ABOUT THIS EXERCISE :: Pick each line containing "photo" out of the records.
::: PROVIDED DATA
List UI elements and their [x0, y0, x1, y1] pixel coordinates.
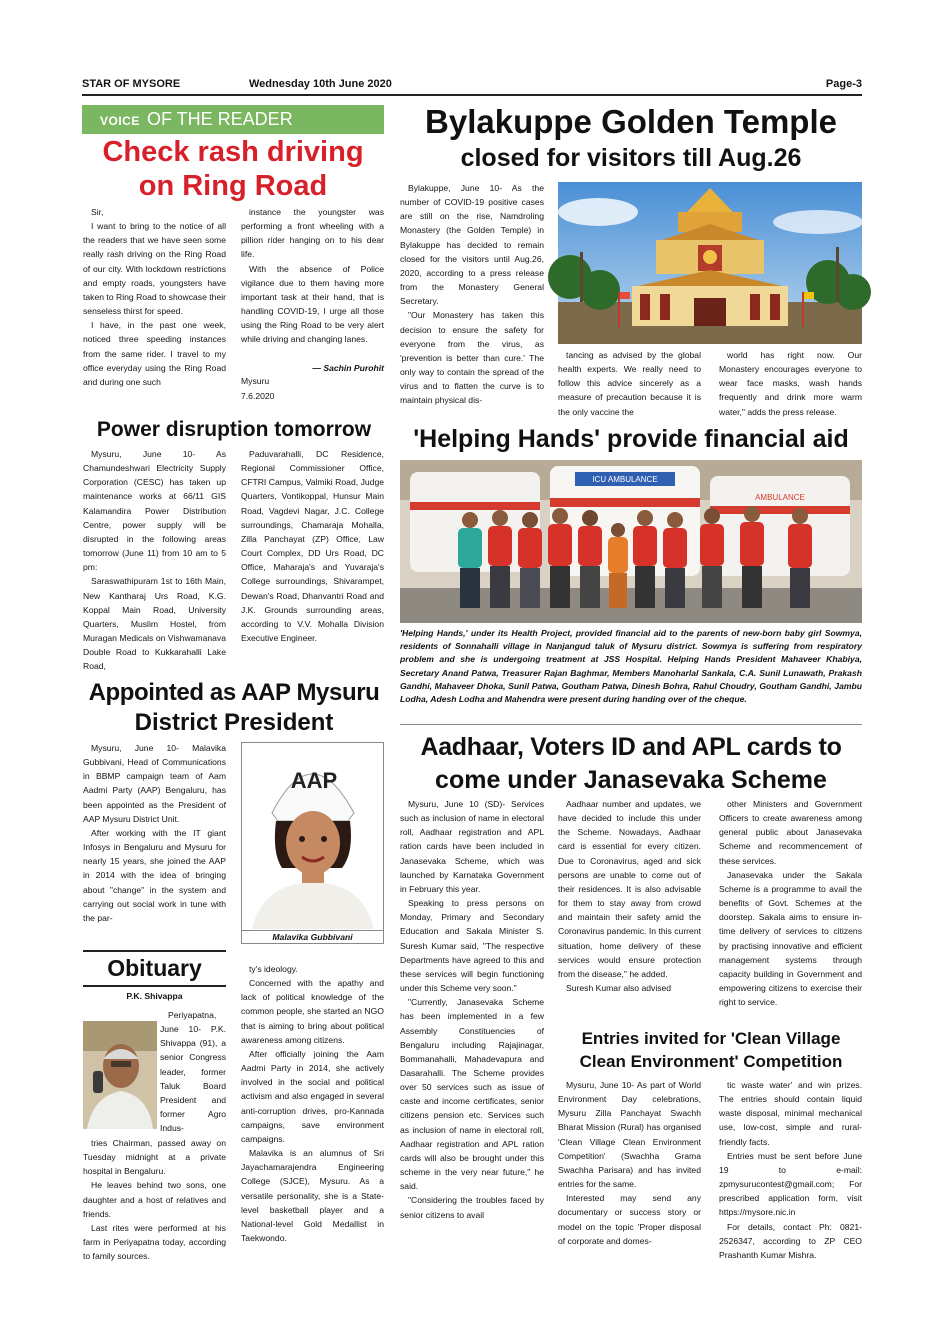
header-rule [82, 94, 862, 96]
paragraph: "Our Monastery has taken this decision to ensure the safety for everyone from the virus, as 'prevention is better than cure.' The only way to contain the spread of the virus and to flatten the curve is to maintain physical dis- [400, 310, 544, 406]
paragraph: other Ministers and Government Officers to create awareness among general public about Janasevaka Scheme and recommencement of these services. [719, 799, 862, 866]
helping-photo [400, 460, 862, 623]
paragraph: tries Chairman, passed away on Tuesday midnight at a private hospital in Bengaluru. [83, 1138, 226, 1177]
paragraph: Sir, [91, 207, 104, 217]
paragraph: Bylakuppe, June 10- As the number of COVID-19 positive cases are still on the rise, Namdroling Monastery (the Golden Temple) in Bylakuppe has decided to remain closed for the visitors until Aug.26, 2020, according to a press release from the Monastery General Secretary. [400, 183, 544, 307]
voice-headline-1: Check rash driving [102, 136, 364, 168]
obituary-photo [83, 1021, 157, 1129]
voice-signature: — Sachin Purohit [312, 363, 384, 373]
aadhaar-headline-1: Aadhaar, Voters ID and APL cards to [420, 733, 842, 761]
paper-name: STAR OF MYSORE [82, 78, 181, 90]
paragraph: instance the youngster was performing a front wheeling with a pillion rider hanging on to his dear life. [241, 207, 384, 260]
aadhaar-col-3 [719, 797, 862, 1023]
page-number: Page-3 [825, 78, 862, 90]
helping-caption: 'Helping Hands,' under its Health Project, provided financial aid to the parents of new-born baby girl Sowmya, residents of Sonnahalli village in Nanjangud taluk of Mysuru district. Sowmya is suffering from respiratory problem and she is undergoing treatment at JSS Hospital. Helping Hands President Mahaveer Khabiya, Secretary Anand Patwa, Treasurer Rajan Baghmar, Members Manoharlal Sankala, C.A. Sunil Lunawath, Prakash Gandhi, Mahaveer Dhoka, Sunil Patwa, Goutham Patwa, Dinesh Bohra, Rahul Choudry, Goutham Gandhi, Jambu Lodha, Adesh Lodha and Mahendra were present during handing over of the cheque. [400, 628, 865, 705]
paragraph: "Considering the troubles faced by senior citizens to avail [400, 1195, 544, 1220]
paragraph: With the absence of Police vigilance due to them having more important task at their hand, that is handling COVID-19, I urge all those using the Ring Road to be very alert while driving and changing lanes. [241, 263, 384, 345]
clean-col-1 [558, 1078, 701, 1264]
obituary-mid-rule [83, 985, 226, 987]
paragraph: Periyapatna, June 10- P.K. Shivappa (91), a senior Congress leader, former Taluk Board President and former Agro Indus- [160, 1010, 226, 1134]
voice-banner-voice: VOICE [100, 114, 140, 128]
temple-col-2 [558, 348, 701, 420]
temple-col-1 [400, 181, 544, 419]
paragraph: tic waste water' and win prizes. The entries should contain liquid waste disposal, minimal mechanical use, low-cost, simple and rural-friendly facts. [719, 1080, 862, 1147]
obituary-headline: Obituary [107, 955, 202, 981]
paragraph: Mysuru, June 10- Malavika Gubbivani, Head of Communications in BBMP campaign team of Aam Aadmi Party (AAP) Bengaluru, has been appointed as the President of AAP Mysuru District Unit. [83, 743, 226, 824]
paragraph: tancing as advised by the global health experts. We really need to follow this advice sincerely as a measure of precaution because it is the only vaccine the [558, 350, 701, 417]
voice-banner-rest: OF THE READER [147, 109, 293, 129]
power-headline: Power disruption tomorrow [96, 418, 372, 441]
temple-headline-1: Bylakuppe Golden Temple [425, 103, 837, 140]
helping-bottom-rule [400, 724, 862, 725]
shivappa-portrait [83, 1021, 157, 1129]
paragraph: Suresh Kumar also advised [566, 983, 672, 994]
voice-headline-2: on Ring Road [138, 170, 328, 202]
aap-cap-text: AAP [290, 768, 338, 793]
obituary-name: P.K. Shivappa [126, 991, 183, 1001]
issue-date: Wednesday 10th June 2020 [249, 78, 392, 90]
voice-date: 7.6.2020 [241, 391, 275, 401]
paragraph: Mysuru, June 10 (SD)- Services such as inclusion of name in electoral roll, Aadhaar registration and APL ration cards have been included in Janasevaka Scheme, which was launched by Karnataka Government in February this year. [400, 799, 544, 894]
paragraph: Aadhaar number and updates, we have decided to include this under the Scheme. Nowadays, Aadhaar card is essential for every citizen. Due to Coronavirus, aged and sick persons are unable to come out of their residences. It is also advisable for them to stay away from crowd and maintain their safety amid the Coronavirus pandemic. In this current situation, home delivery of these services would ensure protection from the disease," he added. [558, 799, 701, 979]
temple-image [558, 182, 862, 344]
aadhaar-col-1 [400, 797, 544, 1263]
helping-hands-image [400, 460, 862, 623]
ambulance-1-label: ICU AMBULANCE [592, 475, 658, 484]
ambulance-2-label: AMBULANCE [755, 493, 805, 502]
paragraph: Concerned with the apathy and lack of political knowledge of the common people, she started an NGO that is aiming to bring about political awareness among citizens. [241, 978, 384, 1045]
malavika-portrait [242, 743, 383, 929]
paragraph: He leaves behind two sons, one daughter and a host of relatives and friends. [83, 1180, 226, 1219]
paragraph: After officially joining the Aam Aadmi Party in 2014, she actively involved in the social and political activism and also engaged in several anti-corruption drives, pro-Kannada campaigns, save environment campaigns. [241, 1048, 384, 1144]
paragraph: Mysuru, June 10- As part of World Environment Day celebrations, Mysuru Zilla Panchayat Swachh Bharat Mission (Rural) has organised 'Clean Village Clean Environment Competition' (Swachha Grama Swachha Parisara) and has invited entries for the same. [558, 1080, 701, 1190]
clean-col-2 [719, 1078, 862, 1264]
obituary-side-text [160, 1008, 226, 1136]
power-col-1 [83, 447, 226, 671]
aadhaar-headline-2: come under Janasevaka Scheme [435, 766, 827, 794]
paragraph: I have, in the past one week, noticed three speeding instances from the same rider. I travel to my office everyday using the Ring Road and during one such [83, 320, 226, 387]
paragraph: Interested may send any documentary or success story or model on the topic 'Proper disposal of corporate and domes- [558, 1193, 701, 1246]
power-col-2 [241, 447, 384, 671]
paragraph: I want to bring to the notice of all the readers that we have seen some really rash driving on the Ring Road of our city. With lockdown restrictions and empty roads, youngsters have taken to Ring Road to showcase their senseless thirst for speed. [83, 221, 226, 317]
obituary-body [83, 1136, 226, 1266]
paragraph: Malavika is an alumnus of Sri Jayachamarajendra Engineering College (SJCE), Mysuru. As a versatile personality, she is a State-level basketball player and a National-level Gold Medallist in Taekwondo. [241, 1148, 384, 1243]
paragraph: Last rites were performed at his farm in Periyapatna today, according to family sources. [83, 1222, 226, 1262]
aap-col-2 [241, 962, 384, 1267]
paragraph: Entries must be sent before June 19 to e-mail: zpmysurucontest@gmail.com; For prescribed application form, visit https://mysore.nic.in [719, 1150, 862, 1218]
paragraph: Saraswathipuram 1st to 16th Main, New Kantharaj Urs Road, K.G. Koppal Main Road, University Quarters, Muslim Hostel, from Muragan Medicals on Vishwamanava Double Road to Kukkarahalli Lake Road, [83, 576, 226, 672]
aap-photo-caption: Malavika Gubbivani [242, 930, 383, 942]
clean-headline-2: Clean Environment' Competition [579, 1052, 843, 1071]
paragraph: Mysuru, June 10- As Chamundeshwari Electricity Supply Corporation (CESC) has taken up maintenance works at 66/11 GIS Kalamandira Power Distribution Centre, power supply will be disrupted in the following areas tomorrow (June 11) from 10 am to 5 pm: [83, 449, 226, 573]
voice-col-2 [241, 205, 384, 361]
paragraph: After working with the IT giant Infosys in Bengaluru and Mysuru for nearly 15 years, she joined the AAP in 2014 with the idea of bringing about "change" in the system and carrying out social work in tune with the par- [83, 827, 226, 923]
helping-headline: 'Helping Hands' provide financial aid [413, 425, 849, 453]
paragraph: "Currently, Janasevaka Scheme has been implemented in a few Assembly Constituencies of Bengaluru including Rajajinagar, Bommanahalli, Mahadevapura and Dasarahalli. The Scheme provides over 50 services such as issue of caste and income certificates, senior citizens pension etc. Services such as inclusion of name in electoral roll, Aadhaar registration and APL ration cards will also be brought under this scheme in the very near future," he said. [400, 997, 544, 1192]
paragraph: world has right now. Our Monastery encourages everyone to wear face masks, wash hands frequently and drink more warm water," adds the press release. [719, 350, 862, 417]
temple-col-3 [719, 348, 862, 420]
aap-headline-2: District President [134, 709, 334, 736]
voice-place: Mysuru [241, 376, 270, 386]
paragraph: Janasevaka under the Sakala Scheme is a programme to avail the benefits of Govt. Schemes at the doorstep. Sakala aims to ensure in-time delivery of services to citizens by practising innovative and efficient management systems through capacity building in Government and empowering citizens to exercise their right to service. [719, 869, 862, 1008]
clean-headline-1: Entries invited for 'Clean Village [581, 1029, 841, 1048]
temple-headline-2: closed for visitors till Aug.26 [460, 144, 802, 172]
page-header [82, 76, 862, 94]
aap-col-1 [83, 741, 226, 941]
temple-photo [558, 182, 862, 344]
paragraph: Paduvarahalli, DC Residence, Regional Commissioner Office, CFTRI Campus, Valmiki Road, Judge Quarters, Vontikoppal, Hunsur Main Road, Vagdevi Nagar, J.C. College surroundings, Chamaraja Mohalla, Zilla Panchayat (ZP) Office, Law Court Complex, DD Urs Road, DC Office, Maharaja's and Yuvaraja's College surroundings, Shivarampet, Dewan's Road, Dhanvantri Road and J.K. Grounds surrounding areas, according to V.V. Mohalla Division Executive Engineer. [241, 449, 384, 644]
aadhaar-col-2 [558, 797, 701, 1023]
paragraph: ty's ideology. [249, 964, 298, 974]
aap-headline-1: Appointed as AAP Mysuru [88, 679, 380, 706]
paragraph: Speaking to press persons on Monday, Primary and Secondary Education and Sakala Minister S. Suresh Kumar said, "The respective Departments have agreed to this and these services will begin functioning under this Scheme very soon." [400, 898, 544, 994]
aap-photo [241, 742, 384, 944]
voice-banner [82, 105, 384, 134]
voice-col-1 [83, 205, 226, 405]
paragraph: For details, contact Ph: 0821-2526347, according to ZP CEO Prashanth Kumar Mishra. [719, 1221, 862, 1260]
::::::
SOLUTION TO THIS TASK ::
helping-photo [400, 460, 862, 623]
obituary-photo [83, 1021, 157, 1129]
aap-photo-caption: Malavika Gubbivani [242, 930, 383, 942]
temple-photo [558, 182, 862, 344]
aap-photo [241, 742, 384, 944]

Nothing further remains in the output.